→ **WRITTEN REQUEST**: Restate the records that follow word for word; no pictures should appear.

─── TASK MATERIAL

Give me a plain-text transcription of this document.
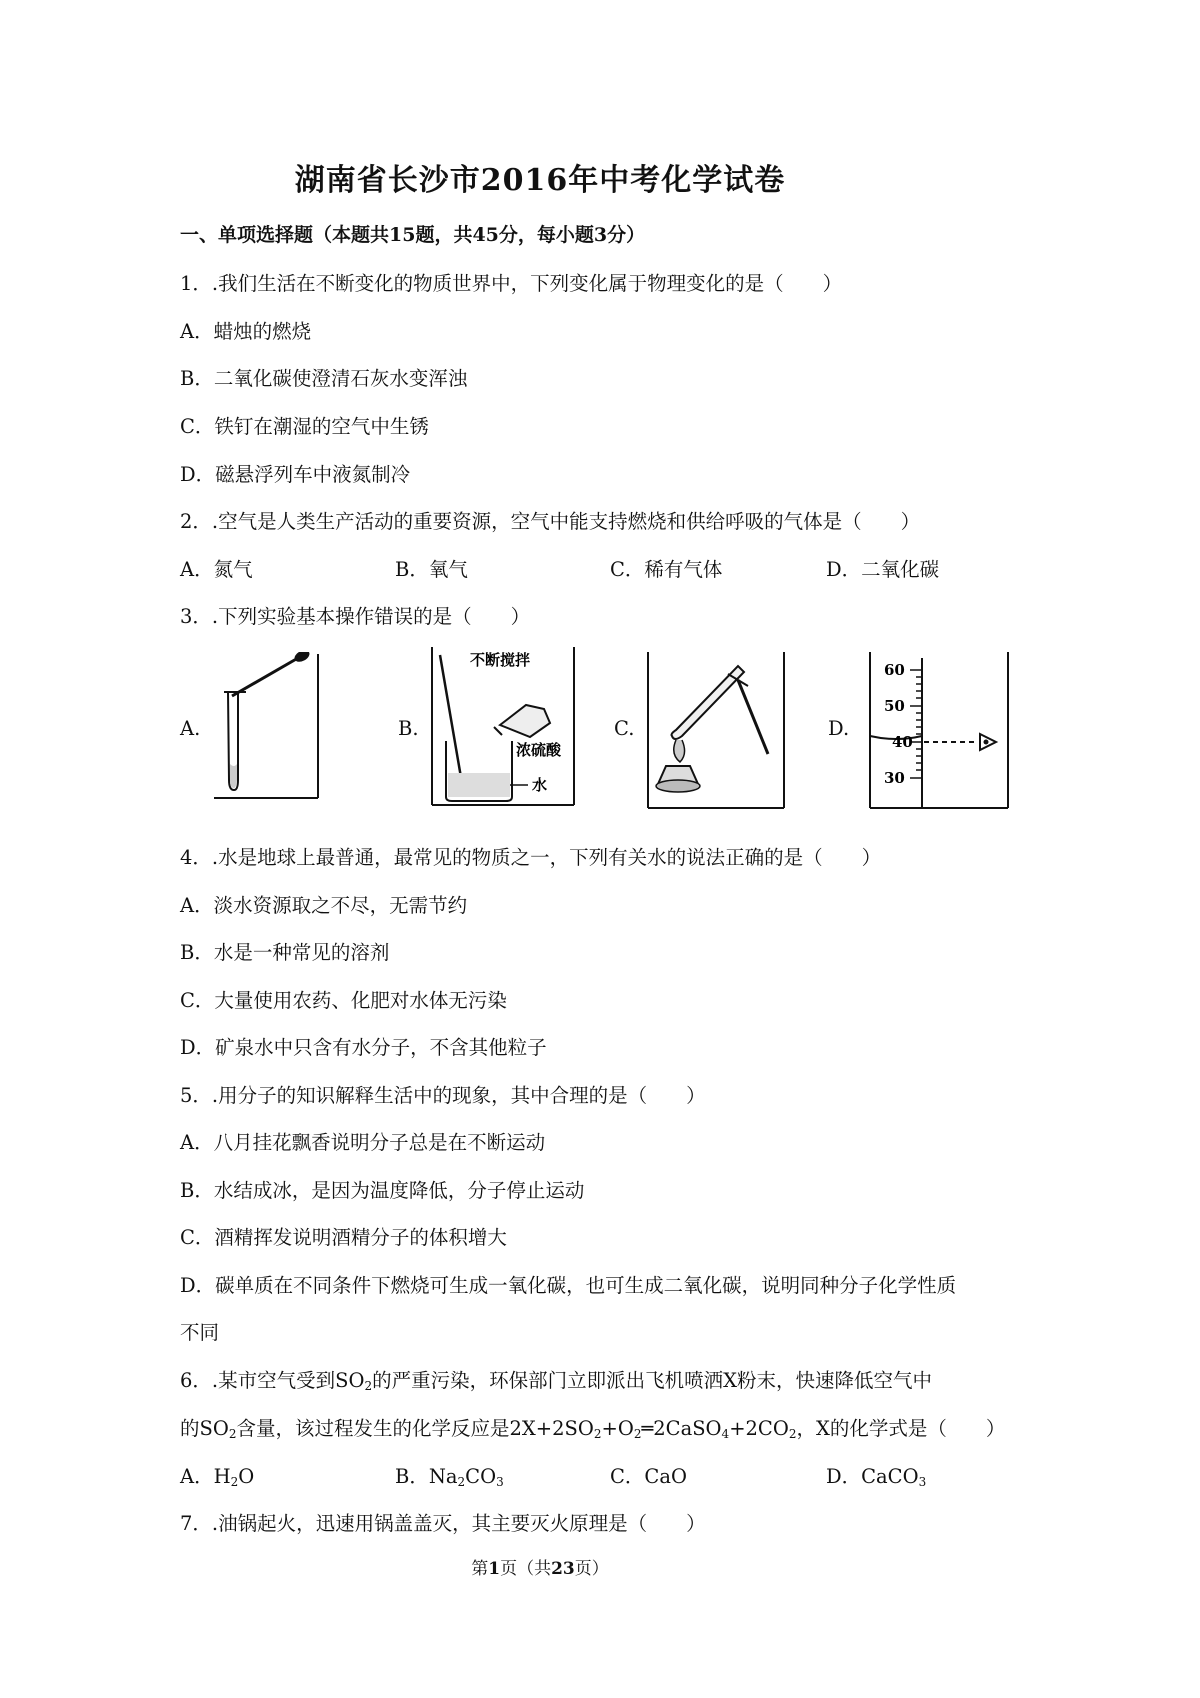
湖南省长沙市2016年中考化学试卷
一、单项选择题（本题共15题，共45分，每小题3分）
1．.我们生活在不断变化的物质世界中，下列变化属于物理变化的是（　　）
A．蜡烛的燃烧
B．二氧化碳使澄清石灰水变浑浊
C．铁钉在潮湿的空气中生锈
D．磁悬浮列车中液氮制冷
2．.空气是人类生产活动的重要资源，空气中能支持燃烧和供给呼吸的气体是（　　）
A．氮气	B．氧气	C．稀有气体	D．二氧化碳
3．.下列实验基本操作错误的是（　　）
A.	B.
不断搅拌
浓硫酸
水
C.	D.
60
50
40
30
4．.水是地球上最普通，最常见的物质之一，下列有关水的说法正确的是（　　）
A．淡水资源取之不尽，无需节约
B．水是一种常见的溶剂
C．大量使用农药、化肥对水体无污染
D．矿泉水中只含有水分子，不含其他粒子
5．.用分子的知识解释生活中的现象，其中合理的是（　　）
A．八月挂花飘香说明分子总是在不断运动
B．水结成冰，是因为温度降低，分子停止运动
C．酒精挥发说明酒精分子的体积增大
D．碳单质在不同条件下燃烧可生成一氧化碳，也可生成二氧化碳，说明同种分子化学性质
不同
6．.某市空气受到$SO_2$的严重污染，环保部门立即派出飞机喷洒X粉末，快速降低空气中
的$SO_2$含量，该过程发生的化学反应是$2X+2SO_2+O_2═2CaSO_4+2CO_2$，X的化学式是（　　）
A．$H_2O$	B．$Na_2CO_3$	C．CaO	D．CaCO$_3$
7．.油锅起火，迅速用锅盖盖灭，其主要灭火原理是（　　）
第1页（共23页）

──────

→ **RESULT**:
Give me a plain-text transcription of this document.
湖南省长沙市2016年中考化学试卷
一、单项选择题（本题共15题，共45分，每小题3分）
1．.我们生活在不断变化的物质世界中，下列变化属于物理变化的是（　　）
A．蜡烛的燃烧
B．二氧化碳使澄清石灰水变浑浊
C．铁钉在潮湿的空气中生锈
D．磁悬浮列车中液氮制冷
2．.空气是人类生产活动的重要资源，空气中能支持燃烧和供给呼吸的气体是（　　）
A．氮气	B．氧气	C．稀有气体	D．二氧化碳
3．.下列实验基本操作错误的是（　　）
A.	B.
不断搅拌
浓硫酸
水
C.	D.
60
50
40
30
4．.水是地球上最普通，最常见的物质之一，下列有关水的说法正确的是（　　）
A．淡水资源取之不尽，无需节约
B．水是一种常见的溶剂
C．大量使用农药、化肥对水体无污染
D．矿泉水中只含有水分子，不含其他粒子
5．.用分子的知识解释生活中的现象，其中合理的是（　　）
A．八月挂花飘香说明分子总是在不断运动
B．水结成冰，是因为温度降低，分子停止运动
C．酒精挥发说明酒精分子的体积增大
D．碳单质在不同条件下燃烧可生成一氧化碳，也可生成二氧化碳，说明同种分子化学性质
不同
6．.某市空气受到$SO_2$的严重污染，环保部门立即派出飞机喷洒X粉末，快速降低空气中
的$SO_2$含量，该过程发生的化学反应是$2X+2SO_2+O_2═2CaSO_4+2CO_2$，X的化学式是（　　）
A．$H_2O$	B．$Na_2CO_3$	C．CaO	D．CaCO$_3$
7．.油锅起火，迅速用锅盖盖灭，其主要灭火原理是（　　）
第1页（共23页）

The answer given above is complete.